** START Recorded data **
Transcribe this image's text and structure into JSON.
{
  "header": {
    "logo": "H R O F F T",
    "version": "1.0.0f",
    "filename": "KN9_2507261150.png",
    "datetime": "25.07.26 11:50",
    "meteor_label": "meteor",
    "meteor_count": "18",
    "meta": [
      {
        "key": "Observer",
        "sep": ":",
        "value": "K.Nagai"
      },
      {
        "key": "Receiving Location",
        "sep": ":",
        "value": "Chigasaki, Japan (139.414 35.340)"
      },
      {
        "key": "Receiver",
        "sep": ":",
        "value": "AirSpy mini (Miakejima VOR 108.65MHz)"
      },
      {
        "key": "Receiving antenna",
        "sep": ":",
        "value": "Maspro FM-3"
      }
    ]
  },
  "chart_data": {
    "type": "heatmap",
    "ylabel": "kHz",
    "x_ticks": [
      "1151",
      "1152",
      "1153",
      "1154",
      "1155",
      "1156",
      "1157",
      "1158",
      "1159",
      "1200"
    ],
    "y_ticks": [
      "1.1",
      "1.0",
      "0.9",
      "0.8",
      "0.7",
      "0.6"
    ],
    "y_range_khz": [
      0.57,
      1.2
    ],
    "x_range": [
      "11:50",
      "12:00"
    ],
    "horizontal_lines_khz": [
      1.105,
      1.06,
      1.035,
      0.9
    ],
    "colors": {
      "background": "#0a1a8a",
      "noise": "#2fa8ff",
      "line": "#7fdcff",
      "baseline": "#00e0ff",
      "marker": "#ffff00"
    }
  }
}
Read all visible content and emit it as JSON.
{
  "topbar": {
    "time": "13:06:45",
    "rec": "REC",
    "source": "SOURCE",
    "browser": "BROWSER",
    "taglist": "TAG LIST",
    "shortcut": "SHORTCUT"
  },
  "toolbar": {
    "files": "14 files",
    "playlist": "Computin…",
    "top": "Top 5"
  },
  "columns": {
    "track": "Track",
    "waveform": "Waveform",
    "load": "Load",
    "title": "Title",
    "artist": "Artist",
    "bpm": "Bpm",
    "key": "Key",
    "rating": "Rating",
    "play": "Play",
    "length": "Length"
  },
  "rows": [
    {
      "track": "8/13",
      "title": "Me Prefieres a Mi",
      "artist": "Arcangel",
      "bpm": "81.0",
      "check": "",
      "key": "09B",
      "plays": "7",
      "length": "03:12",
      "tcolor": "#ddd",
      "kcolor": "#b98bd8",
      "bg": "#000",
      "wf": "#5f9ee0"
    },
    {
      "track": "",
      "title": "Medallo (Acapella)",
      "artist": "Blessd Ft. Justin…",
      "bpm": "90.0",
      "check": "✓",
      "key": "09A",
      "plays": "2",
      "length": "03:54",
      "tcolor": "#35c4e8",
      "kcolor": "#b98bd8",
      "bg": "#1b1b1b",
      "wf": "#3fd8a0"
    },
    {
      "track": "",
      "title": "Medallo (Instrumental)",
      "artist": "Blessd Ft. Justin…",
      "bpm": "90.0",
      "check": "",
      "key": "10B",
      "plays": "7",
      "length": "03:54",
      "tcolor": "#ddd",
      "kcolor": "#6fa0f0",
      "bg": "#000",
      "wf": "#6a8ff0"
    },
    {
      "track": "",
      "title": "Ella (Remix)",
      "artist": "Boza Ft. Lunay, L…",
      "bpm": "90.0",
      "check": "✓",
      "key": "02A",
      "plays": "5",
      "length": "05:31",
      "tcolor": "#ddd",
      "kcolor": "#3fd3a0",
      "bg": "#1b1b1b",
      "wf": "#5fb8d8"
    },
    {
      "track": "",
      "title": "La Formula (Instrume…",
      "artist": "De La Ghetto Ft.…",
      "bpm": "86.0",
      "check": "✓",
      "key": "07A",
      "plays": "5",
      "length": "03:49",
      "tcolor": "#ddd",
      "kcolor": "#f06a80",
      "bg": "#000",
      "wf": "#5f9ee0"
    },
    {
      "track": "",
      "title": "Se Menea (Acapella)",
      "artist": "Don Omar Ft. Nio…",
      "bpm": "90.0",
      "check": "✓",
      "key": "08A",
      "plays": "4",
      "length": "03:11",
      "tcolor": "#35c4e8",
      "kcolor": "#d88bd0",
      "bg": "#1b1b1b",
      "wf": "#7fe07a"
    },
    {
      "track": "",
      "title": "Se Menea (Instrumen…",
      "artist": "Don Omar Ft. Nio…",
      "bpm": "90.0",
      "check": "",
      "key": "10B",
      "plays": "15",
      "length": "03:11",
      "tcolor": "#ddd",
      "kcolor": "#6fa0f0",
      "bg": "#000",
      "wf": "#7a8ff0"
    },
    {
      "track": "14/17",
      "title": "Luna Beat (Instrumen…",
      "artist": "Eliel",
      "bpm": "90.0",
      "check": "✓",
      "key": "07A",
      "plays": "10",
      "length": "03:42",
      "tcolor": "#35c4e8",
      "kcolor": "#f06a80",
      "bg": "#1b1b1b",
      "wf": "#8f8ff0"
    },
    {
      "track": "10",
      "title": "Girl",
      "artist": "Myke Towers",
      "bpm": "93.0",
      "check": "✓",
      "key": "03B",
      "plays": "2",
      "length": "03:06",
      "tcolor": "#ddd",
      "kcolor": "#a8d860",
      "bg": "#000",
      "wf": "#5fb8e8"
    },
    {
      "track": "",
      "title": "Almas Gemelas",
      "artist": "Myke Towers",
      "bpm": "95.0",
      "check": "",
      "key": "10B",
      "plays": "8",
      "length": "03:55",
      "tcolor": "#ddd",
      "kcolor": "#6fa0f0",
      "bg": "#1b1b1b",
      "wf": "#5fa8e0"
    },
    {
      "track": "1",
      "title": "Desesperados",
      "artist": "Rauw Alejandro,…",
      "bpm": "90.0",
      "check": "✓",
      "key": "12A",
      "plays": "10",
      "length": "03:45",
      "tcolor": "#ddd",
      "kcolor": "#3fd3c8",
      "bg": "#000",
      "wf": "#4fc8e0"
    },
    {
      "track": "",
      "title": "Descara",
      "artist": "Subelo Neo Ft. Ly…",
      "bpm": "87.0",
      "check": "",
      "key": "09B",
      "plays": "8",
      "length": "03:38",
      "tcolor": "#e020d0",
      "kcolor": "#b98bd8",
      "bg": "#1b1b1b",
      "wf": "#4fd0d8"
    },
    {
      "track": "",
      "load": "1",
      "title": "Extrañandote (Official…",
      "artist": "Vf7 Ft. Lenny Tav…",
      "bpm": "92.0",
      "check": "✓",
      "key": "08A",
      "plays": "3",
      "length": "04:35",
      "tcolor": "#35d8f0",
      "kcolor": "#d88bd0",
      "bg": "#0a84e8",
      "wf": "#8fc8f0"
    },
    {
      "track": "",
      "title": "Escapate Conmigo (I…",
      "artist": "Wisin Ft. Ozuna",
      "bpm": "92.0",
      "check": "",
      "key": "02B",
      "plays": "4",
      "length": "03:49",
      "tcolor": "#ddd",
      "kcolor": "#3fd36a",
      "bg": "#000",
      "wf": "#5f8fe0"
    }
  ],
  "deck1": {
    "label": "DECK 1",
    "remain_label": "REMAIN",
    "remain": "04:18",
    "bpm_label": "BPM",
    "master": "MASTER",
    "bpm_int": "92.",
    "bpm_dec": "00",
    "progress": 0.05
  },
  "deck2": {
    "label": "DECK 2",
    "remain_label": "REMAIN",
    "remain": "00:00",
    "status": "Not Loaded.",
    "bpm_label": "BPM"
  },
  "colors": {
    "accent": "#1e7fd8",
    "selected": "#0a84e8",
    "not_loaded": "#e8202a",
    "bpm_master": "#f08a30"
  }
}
** END Recorded data **
Aim of the exercise: Quote all the records. Keep every word exact.

Response to this exercise:
Transcribe this image's text and structure into JSON.
{
  "header": {
    "logo": "H R O F F T",
    "version": "1.0.0f",
    "filename": "KN9_2507261150.png",
    "datetime": "25.07.26 11:50",
    "meteor_label": "meteor",
    "meteor_count": "18",
    "meta": [
      {
        "key": "Observer",
        "sep": ":",
        "value": "K.Nagai"
      },
      {
        "key": "Receiving Location",
        "sep": ":",
        "value": "Chigasaki, Japan (139.414 35.340)"
      },
      {
        "key": "Receiver",
        "sep": ":",
        "value": "AirSpy mini (Miakejima VOR 108.65MHz)"
      },
      {
        "key": "Receiving antenna",
        "sep": ":",
        "value": "Maspro FM-3"
      }
    ]
  },
  "chart_data": {
    "type": "heatmap",
    "ylabel": "kHz",
    "x_ticks": [
      "1151",
      "1152",
      "1153",
      "1154",
      "1155",
      "1156",
      "1157",
      "1158",
      "1159",
      "1200"
    ],
    "y_ticks": [
      "1.1",
      "1.0",
      "0.9",
      "0.8",
      "0.7",
      "0.6"
    ],
    "y_range_khz": [
      0.57,
      1.2
    ],
    "x_range": [
      "11:50",
      "12:00"
    ],
    "horizontal_lines_khz": [
      1.105,
      1.06,
      1.035,
      0.9
    ],
    "colors": {
      "background": "#0a1a8a",
      "noise": "#2fa8ff",
      "line": "#7fdcff",
      "baseline": "#00e0ff",
      "marker": "#ffff00"
    }
  }
}
Read all visible content and emit it as JSON.
{
  "topbar": {
    "time": "13:06:45",
    "rec": "REC",
    "source": "SOURCE",
    "browser": "BROWSER",
    "taglist": "TAG LIST",
    "shortcut": "SHORTCUT"
  },
  "toolbar": {
    "files": "14 files",
    "playlist": "Computin…",
    "top": "Top 5"
  },
  "columns": {
    "track": "Track",
    "waveform": "Waveform",
    "load": "Load",
    "title": "Title",
    "artist": "Artist",
    "bpm": "Bpm",
    "key": "Key",
    "rating": "Rating",
    "play": "Play",
    "length": "Length"
  },
  "rows": [
    {
      "track": "8/13",
      "title": "Me Prefieres a Mi",
      "artist": "Arcangel",
      "bpm": "81.0",
      "check": "",
      "key": "09B",
      "plays": "7",
      "length": "03:12",
      "tcolor": "#ddd",
      "kcolor": "#b98bd8",
      "bg": "#000",
      "wf": "#5f9ee0"
    },
    {
      "track": "",
      "title": "Medallo (Acapella)",
      "artist": "Blessd Ft. Justin…",
      "bpm": "90.0",
      "check": "✓",
      "key": "09A",
      "plays": "2",
      "length": "03:54",
      "tcolor": "#35c4e8",
      "kcolor": "#b98bd8",
      "bg": "#1b1b1b",
      "wf": "#3fd8a0"
    },
    {
      "track": "",
      "title": "Medallo (Instrumental)",
      "artist": "Blessd Ft. Justin…",
      "bpm": "90.0",
      "check": "",
      "key": "10B",
      "plays": "7",
      "length": "03:54",
      "tcolor": "#ddd",
      "kcolor": "#6fa0f0",
      "bg": "#000",
      "wf": "#6a8ff0"
    },
    {
      "track": "",
      "title": "Ella (Remix)",
      "artist": "Boza Ft. Lunay, L…",
      "bpm": "90.0",
      "check": "✓",
      "key": "02A",
      "plays": "5",
      "length": "05:31",
      "tcolor": "#ddd",
      "kcolor": "#3fd3a0",
      "bg": "#1b1b1b",
      "wf": "#5fb8d8"
    },
    {
      "track": "",
      "title": "La Formula (Instrume…",
      "artist": "De La Ghetto Ft.…",
      "bpm": "86.0",
      "check": "✓",
      "key": "07A",
      "plays": "5",
      "length": "03:49",
      "tcolor": "#ddd",
      "kcolor": "#f06a80",
      "bg": "#000",
      "wf": "#5f9ee0"
    },
    {
      "track": "",
      "title": "Se Menea (Acapella)",
      "artist": "Don Omar Ft. Nio…",
      "bpm": "90.0",
      "check": "✓",
      "key": "08A",
      "plays": "4",
      "length": "03:11",
      "tcolor": "#35c4e8",
      "kcolor": "#d88bd0",
      "bg": "#1b1b1b",
      "wf": "#7fe07a"
    },
    {
      "track": "",
      "title": "Se Menea (Instrumen…",
      "artist": "Don Omar Ft. Nio…",
      "bpm": "90.0",
      "check": "",
      "key": "10B",
      "plays": "15",
      "length": "03:11",
      "tcolor": "#ddd",
      "kcolor": "#6fa0f0",
      "bg": "#000",
      "wf": "#7a8ff0"
    },
    {
      "track": "14/17",
      "title": "Luna Beat (Instrumen…",
      "artist": "Eliel",
      "bpm": "90.0",
      "check": "✓",
      "key": "07A",
      "plays": "10",
      "length": "03:42",
      "tcolor": "#35c4e8",
      "kcolor": "#f06a80",
      "bg": "#1b1b1b",
      "wf": "#8f8ff0"
    },
    {
      "track": "10",
      "title": "Girl",
      "artist": "Myke Towers",
      "bpm": "93.0",
      "check": "✓",
      "key": "03B",
      "plays": "2",
      "length": "03:06",
      "tcolor": "#ddd",
      "kcolor": "#a8d860",
      "bg": "#000",
      "wf": "#5fb8e8"
    },
    {
      "track": "",
      "title": "Almas Gemelas",
      "artist": "Myke Towers",
      "bpm": "95.0",
      "check": "",
      "key": "10B",
      "plays": "8",
      "length": "03:55",
      "tcolor": "#ddd",
      "kcolor": "#6fa0f0",
      "bg": "#1b1b1b",
      "wf": "#5fa8e0"
    },
    {
      "track": "1",
      "title": "Desesperados",
      "artist": "Rauw Alejandro,…",
      "bpm": "90.0",
      "check": "✓",
      "key": "12A",
      "plays": "10",
      "length": "03:45",
      "tcolor": "#ddd",
      "kcolor": "#3fd3c8",
      "bg": "#000",
      "wf": "#4fc8e0"
    },
    {
      "track": "",
      "title": "Descara",
      "artist": "Subelo Neo Ft. Ly…",
      "bpm": "87.0",
      "check": "",
      "key": "09B",
      "plays": "8",
      "length": "03:38",
      "tcolor": "#e020d0",
      "kcolor": "#b98bd8",
      "bg": "#1b1b1b",
      "wf": "#4fd0d8"
    },
    {
      "track": "",
      "load": "1",
      "title": "Extrañandote (Official…",
      "artist": "Vf7 Ft. Lenny Tav…",
      "bpm": "92.0",
      "check": "✓",
      "key": "08A",
      "plays": "3",
      "length": "04:35",
      "tcolor": "#35d8f0",
      "kcolor": "#d88bd0",
      "bg": "#0a84e8",
      "wf": "#8fc8f0"
    },
    {
      "track": "",
      "title": "Escapate Conmigo (I…",
      "artist": "Wisin Ft. Ozuna",
      "bpm": "92.0",
      "check": "",
      "key": "02B",
      "plays": "4",
      "length": "03:49",
      "tcolor": "#ddd",
      "kcolor": "#3fd36a",
      "bg": "#000",
      "wf": "#5f8fe0"
    }
  ],
  "deck1": {
    "label": "DECK 1",
    "remain_label": "REMAIN",
    "remain": "04:18",
    "bpm_label": "BPM",
    "master": "MASTER",
    "bpm_int": "92.",
    "bpm_dec": "00",
    "progress": 0.05
  },
  "deck2": {
    "label": "DECK 2",
    "remain_label": "REMAIN",
    "remain": "00:00",
    "status": "Not Loaded.",
    "bpm_label": "BPM"
  },
  "colors": {
    "accent": "#1e7fd8",
    "selected": "#0a84e8",
    "not_loaded": "#e8202a",
    "bpm_master": "#f08a30"
  }
}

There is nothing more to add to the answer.